→ What is required: Gather each line containing the string "screenshot" from these entries.

→ Exercise input:
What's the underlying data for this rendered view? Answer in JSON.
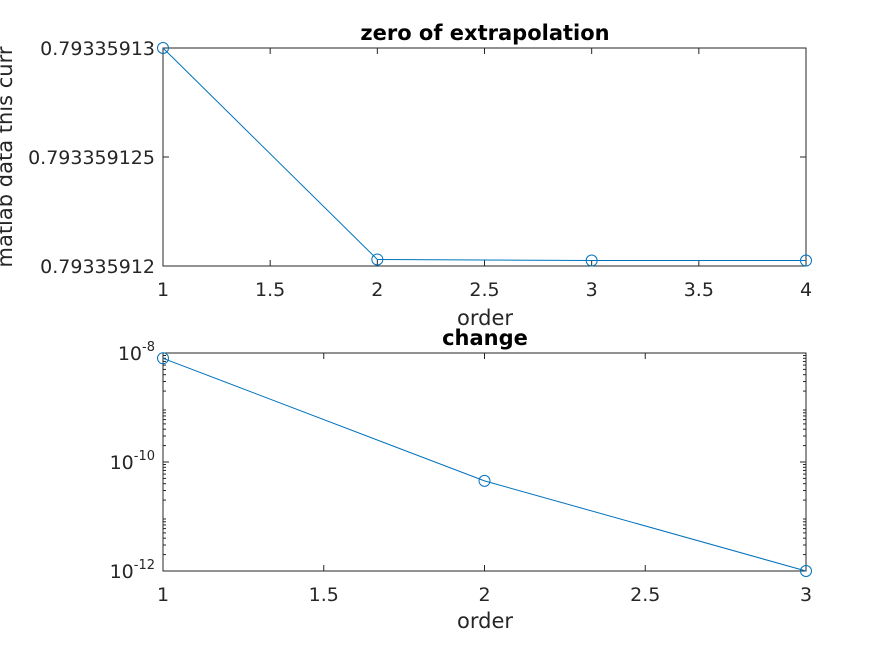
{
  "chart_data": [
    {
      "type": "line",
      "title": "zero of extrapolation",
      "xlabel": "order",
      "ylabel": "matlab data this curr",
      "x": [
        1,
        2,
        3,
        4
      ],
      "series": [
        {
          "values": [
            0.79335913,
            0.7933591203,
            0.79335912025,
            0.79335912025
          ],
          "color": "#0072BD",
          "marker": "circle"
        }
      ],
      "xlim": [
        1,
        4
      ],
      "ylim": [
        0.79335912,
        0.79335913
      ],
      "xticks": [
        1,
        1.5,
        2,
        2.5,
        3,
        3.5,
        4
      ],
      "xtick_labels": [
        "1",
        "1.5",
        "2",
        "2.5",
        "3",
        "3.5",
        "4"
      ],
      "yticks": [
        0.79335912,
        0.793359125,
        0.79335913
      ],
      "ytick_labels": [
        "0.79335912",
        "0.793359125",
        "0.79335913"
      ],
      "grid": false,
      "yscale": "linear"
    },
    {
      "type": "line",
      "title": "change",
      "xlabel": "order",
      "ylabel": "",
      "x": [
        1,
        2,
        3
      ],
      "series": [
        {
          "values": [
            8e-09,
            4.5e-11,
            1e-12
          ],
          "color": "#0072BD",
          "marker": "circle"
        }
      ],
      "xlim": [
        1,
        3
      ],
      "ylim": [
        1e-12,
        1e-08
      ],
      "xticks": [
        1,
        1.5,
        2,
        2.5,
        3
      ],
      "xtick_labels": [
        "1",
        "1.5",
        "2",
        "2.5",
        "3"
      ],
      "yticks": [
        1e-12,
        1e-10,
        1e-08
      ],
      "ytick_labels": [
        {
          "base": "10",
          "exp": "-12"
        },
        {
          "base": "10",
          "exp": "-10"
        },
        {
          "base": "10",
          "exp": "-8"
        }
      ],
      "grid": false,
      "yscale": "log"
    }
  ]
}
---
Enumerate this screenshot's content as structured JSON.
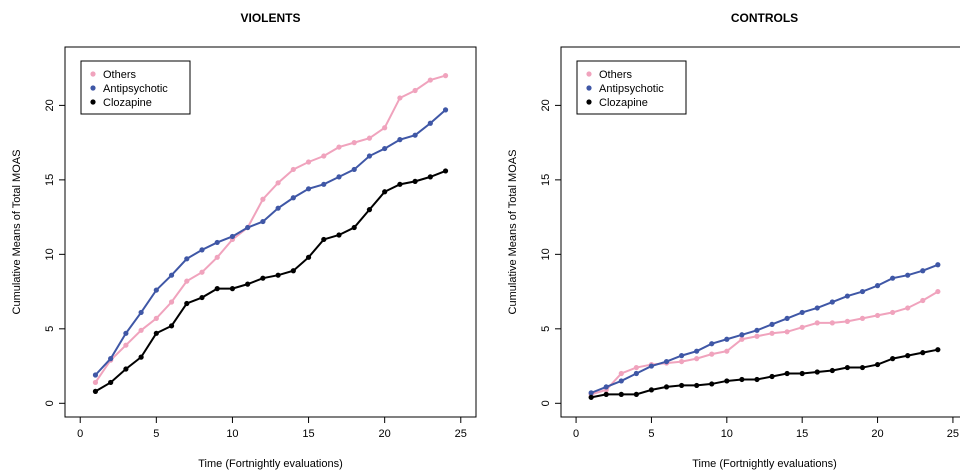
...
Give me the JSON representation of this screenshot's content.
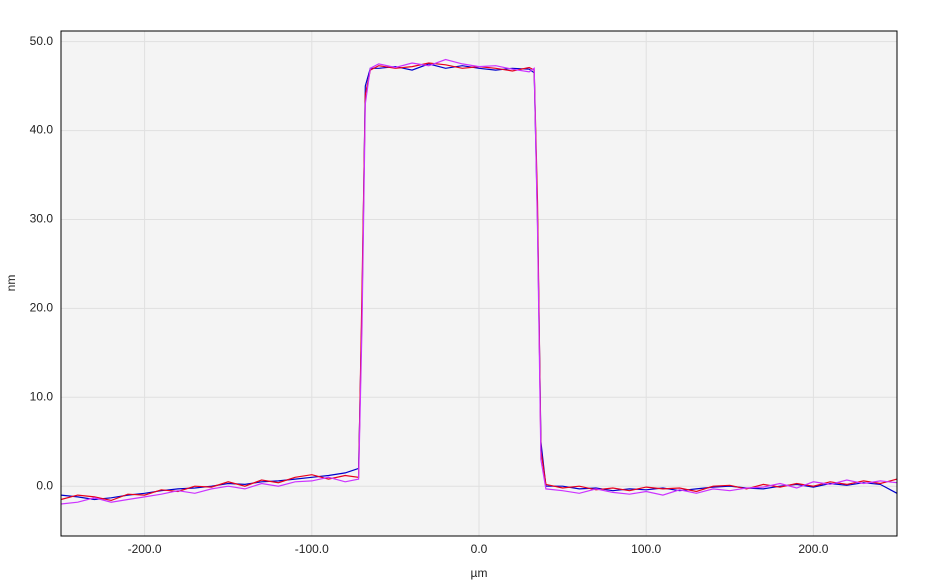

→ Worked answer:
Enumerate this screenshot's content as structured JSON.
Give me the JSON representation of this screenshot's content.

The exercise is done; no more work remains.